Dataset entries:
**********

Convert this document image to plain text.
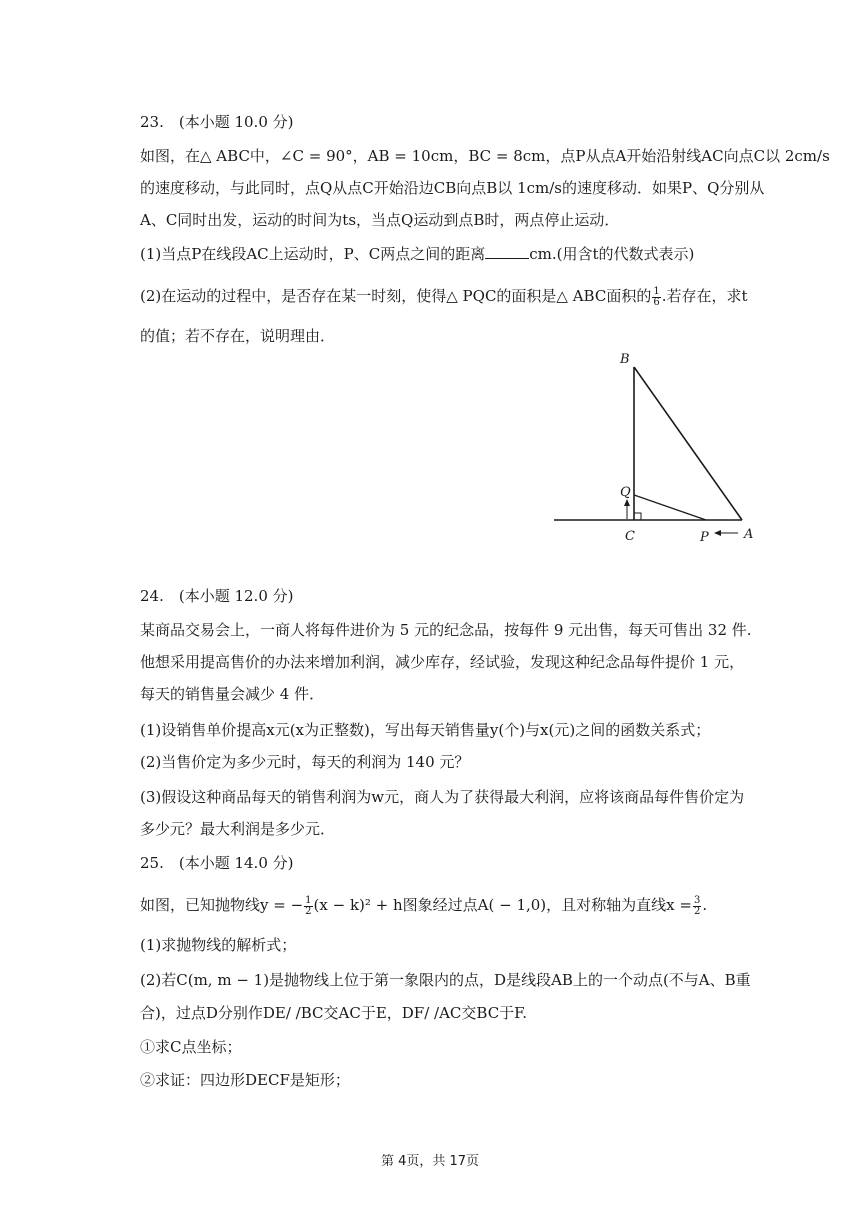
23.　(本小题 10.0 分)
如图，在△ ABC中，∠C = 90°，AB = 10cm，BC = 8cm，点P从点A开始沿射线AC向点C以 2cm/s
的速度移动，与此同时，点Q从点C开始沿边CB向点B以 1cm/s的速度移动．如果P、Q分别从
A、C同时出发，运动的时间为ts，当点Q运动到点B时，两点停止运动．
(1)当点P在线段AC上运动时，P、C两点之间的距离	cm.(用含t的代数式表示)
(2)在运动的过程中，是否存在某一时刻，使得△ PQC的面积是△ ABC面积的 $\frac{1}{6}$ .若存在，求t
的值；若不存在，说明理由．
B
Q
C	P	A
24.　(本小题 12.0 分)
某商品交易会上，一商人将每件进价为 5 元的纪念品，按每件 9 元出售，每天可售出 32 件.
他想采用提高售价的办法来增加利润，减少库存，经试验，发现这种纪念品每件提价 1 元，
每天的销售量会减少 4 件．
(1)设销售单价提高x元(x为正整数)，写出每天销售量y(个)与x(元)之间的函数关系式；
(2)当售价定为多少元时，每天的利润为 140 元？
(3)假设这种商品每天的销售利润为w元，商人为了获得最大利润，应将该商品每件售价定为
多少元？最大利润是多少元．
25.　(本小题 14.0 分)
如图，已知抛物线y = − $\frac{1}{2} (x - k)^2 + h$图象经过点A( − 1,0)，且对称轴为直线$x = \frac{3}{2}$ .
(1)求抛物线的解析式；
(2)若C(m, m − 1)是抛物线上位于第一象限内的点，D是线段AB上的一个动点(不与A、B重
合)，过点D分别作DE/ /BC交AC于E，DF/ /AC交BC于F.
①求C点坐标；
②求证：四边形DECF是矩形；
第 4页，共 17页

**********

*STATED TASK*: Of the lines in the listing, how many hold the word "frac"? Nothing but the number is needed.

*SOLUTION FOR THIS EXERCISE*: 2